### DATASET CONTENT ###
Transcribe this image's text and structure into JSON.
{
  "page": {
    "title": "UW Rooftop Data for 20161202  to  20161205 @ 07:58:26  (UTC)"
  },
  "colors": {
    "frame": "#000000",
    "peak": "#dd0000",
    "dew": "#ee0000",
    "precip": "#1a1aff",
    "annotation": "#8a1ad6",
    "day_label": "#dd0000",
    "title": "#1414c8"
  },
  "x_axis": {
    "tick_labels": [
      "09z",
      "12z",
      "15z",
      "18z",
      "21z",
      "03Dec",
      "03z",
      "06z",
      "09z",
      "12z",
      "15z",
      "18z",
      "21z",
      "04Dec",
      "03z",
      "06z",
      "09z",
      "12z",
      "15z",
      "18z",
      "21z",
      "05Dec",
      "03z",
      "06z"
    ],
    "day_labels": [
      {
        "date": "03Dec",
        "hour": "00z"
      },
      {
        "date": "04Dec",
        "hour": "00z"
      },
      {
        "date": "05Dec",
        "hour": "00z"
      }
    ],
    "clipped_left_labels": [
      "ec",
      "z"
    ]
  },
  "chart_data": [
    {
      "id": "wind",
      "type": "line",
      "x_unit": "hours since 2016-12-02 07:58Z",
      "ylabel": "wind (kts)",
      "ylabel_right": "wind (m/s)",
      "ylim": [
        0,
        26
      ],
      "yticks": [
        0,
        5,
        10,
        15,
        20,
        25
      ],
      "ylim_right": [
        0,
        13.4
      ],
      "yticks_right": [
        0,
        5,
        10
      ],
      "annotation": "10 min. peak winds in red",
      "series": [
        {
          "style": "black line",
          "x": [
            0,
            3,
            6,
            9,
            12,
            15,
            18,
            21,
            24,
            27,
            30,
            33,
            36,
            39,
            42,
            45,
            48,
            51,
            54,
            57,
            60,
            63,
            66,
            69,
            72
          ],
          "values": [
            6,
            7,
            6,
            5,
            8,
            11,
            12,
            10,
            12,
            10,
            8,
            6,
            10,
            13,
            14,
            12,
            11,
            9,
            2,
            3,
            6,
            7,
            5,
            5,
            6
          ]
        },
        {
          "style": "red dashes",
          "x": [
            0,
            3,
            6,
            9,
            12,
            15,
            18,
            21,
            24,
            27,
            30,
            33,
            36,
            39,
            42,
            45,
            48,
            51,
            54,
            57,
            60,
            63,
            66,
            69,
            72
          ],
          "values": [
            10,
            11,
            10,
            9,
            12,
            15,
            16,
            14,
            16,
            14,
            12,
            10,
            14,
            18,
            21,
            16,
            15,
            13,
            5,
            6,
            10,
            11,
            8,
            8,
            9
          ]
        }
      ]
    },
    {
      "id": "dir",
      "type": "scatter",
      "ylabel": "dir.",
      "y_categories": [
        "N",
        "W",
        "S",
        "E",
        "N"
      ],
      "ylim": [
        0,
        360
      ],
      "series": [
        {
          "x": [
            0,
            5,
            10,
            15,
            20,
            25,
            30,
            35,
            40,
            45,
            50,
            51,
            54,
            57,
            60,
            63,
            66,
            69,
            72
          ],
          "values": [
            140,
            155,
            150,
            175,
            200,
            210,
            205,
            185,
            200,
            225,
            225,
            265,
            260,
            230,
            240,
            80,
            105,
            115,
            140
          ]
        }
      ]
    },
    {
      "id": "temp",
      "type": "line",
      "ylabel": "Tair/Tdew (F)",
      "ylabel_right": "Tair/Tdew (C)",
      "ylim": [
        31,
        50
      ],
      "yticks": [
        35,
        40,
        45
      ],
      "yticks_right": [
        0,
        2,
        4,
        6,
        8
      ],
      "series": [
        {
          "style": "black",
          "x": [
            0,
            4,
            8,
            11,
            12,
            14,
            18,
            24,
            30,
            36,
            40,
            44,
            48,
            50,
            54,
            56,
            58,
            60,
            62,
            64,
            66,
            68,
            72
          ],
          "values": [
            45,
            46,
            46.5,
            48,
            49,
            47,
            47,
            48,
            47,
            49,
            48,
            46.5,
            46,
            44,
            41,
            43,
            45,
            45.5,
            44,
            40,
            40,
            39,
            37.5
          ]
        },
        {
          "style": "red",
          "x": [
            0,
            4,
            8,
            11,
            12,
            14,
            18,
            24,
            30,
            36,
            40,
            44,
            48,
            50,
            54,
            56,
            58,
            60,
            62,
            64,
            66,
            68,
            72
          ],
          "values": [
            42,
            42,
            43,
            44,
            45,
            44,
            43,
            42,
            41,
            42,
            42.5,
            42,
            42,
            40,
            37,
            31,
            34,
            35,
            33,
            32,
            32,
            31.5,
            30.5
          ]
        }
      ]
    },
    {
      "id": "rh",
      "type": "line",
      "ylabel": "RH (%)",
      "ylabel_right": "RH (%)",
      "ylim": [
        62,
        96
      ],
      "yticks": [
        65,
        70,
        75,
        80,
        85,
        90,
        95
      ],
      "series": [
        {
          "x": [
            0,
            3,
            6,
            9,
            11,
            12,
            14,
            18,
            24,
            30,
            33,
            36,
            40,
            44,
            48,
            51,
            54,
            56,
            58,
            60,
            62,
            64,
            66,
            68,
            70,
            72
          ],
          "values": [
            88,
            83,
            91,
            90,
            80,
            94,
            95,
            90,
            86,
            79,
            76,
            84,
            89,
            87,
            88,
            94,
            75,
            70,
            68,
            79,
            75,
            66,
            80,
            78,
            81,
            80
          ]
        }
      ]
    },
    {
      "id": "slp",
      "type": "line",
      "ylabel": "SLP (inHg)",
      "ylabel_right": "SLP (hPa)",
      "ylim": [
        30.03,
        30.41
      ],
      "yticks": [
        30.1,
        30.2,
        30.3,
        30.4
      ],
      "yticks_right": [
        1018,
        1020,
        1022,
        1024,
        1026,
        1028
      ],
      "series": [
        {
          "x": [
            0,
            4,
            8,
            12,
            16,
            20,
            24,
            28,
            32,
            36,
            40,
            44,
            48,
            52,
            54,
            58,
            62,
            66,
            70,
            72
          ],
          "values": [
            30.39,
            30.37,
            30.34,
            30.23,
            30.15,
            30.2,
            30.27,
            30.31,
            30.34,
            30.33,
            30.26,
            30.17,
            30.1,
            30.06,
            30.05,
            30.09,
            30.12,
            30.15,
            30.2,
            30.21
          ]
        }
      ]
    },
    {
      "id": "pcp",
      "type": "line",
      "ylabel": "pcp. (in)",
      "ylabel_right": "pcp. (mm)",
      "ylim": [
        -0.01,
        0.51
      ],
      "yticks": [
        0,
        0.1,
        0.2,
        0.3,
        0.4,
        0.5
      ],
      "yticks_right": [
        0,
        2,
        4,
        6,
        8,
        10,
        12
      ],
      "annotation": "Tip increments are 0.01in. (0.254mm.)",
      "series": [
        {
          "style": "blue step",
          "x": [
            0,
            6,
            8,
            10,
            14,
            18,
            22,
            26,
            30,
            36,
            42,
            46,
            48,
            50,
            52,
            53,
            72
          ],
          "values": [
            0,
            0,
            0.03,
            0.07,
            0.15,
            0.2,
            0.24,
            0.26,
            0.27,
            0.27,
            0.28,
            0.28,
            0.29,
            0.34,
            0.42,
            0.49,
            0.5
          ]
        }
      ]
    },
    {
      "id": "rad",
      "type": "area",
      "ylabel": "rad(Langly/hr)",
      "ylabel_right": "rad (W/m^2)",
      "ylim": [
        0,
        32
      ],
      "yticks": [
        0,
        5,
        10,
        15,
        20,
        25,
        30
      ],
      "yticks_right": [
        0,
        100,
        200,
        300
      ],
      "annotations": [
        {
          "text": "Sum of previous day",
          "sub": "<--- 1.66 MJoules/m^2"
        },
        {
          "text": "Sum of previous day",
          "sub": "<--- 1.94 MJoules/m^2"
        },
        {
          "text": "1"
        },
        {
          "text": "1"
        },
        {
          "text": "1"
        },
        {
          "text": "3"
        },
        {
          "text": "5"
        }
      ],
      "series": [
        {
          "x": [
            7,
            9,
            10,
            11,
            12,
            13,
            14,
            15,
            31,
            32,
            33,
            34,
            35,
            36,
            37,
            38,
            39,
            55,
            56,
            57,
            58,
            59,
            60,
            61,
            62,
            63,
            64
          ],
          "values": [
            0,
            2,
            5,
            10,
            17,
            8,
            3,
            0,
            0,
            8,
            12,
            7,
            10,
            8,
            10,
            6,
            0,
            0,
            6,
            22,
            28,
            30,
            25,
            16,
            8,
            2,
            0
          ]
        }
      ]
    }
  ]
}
###
▸ THE EXERCISE: Locate all lines that include the word "title" and copy them out.

▸ SOLUTION TO THIS TASK:
    "title": "UW Rooftop Data for 20161202  to  20161205 @ 07:58:26  (UTC)"
    "title": "#1414c8"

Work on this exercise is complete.